Given exercise 1:
From the thread on the moment generating function, list every value the question obtains for $E(X)$.
Given exercise 2:
In the thread on the moment generating function, reproduce the stretch from "Moment generating function of" through "done with $E(X)$?", switching "mixed distribution" to "compound distribution".

Selected extract:
## Start

Moment generating function of mixed distribution

Question

Suppose we have a mixed distribution $$F(x)=\begin{cases} 0, x<0 \\ 0.2+0.3x, x\in[0,2) \\ 1, x\ge2 \end{cases} $$ Which means $$P(X=0)=0.2, P(X=2)=0.2$$ and $$f(x)=0.3, x\in[0,2)$$ If I want to calculate the expected value, I calculate $E(X)$ for the discrete and continuous probabilities and add them $$E(X)=0*0.2+2*0.2=0.4$$ $$E(X)=\int_0^2 \! 0.3x \, \mathrm{d}x=0.6 $$ $$E(X)=0.4+0.6=1$$ And now my question. I want to get the moment generating function for this mixed distribution. Can I also make the MGF for discrete and continuous probabilities and later add them like I've done with $E(X)$?

Answer 1

The MGF is given by $$M_X(t) = {\rm E}[e^{tX}],$$ wherever it is convergent. So if $\Pr[X = 0] = \Pr[X = 2] = \frac{1}{5}$, then we have $$\begin{align*} {\rm E}[e^{tX}] &= e^{t \cdot 0}\Pr[X = 0] + e^{t \cdot 2} \Pr[X = 2] + \int_{x=0}^2 e^{tx} \cdot \frac{3}{10} \, dx \\ &= \frac{1}{5}\left(1 + e^{2t}\right) + \frac{3}{10t}(e^{2t} - 1). \end{align*}$$

## End

Provided data:
## Start

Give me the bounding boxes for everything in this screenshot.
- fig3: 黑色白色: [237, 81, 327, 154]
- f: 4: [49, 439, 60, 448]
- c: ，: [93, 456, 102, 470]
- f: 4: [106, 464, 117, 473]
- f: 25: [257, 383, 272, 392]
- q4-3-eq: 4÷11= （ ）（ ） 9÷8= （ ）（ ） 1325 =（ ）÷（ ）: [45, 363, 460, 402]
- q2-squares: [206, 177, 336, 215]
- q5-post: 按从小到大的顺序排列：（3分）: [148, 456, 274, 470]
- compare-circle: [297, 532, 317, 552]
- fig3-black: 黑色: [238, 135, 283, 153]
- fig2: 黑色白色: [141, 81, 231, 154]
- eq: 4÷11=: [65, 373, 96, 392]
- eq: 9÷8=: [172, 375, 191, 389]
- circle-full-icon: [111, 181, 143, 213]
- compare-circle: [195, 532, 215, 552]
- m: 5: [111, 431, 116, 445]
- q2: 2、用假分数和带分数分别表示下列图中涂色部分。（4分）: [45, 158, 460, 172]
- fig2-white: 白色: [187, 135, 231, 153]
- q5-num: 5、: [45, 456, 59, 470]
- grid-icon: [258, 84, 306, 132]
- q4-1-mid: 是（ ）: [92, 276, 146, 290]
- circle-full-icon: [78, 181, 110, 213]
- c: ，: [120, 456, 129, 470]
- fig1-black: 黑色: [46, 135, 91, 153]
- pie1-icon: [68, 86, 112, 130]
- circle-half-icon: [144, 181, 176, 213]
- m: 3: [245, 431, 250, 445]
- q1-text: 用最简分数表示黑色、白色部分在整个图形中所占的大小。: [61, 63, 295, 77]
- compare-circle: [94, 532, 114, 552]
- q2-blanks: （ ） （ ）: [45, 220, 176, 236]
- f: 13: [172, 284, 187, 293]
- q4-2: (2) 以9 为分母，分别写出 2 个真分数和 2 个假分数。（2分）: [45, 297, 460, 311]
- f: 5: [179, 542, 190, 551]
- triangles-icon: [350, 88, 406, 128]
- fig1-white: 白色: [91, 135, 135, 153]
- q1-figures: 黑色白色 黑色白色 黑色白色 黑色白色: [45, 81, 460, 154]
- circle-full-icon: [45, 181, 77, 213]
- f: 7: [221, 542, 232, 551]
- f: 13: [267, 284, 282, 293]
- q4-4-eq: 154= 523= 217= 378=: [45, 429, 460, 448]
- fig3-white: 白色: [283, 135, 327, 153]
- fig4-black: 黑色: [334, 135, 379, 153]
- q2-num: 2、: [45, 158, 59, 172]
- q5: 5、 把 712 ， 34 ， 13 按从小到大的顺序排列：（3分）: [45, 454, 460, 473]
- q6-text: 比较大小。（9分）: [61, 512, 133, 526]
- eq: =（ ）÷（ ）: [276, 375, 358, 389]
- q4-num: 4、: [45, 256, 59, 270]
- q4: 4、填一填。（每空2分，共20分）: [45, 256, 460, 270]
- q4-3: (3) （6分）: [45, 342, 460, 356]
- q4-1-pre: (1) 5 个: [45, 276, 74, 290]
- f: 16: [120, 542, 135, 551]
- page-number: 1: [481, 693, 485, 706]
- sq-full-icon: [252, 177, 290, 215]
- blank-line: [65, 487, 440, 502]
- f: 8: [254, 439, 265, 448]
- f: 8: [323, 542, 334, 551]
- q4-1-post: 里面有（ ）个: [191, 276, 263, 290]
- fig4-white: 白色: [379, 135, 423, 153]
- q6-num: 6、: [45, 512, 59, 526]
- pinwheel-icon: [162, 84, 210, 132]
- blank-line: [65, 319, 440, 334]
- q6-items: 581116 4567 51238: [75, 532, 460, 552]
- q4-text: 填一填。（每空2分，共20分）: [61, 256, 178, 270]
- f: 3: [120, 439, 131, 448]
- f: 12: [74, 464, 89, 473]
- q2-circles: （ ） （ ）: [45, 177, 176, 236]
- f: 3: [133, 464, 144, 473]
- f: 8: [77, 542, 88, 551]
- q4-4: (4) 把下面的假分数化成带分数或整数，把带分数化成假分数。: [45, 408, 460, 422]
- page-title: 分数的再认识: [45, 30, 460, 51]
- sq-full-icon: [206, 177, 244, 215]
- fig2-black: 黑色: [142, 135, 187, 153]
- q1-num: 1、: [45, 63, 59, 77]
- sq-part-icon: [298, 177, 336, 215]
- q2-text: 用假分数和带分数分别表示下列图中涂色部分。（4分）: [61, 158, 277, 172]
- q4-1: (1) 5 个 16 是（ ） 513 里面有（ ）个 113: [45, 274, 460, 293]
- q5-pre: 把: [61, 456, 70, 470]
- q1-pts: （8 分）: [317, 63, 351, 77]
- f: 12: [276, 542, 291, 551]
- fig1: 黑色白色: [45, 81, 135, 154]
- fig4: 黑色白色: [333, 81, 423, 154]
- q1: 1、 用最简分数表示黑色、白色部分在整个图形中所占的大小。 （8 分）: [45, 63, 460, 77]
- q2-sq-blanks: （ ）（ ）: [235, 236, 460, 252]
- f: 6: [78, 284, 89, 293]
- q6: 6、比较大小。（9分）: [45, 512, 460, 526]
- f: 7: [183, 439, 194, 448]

## End
## Start

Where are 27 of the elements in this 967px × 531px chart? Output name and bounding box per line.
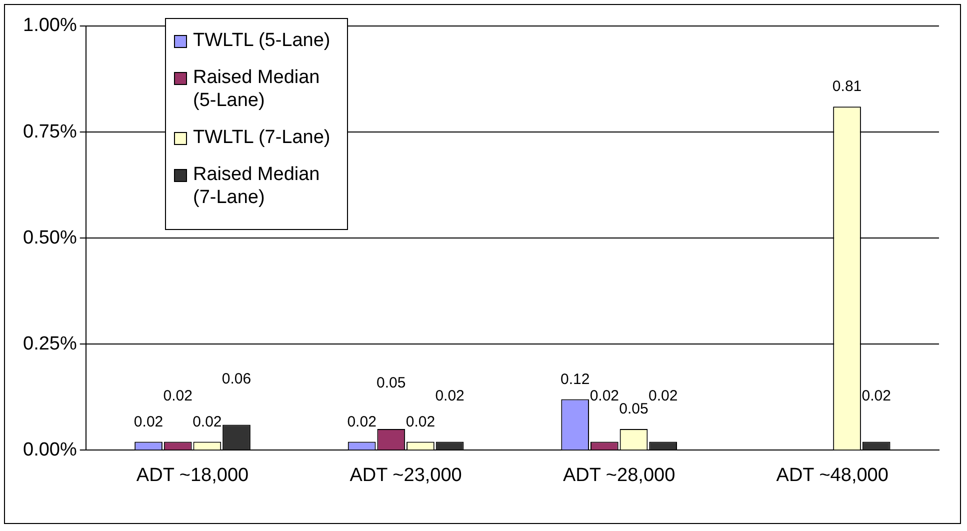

## End

Written answer 1:
0.4, 0.6, 1

Written answer 2:
Moment generating function of compound distribution

Question

Suppose we have a compound distribution $$F(x)=\begin{cases} 0, x<0 \\ 0.2+0.3x, x\in[0,2) \\ 1, x\ge2 \end{cases} $$ Which means $$P(X=0)=0.2, P(X=2)=0.2$$ and $$f(x)=0.3, x\in[0,2)$$ If I want to calculate the expected value, I calculate $E(X)$ for the discrete and continuous probabilities and add them $$E(X)=0*0.2+2*0.2=0.4$$ $$E(X)=\int_0^2 \! 0.3x \, \mathrm{d}x=0.6 $$ $$E(X)=0.4+0.6=1$$ And now my question. I want to get the moment generating function for this compound distribution. Can I also make the MGF for discrete and continuous probabilities and later add them like I've done with $E(X)$?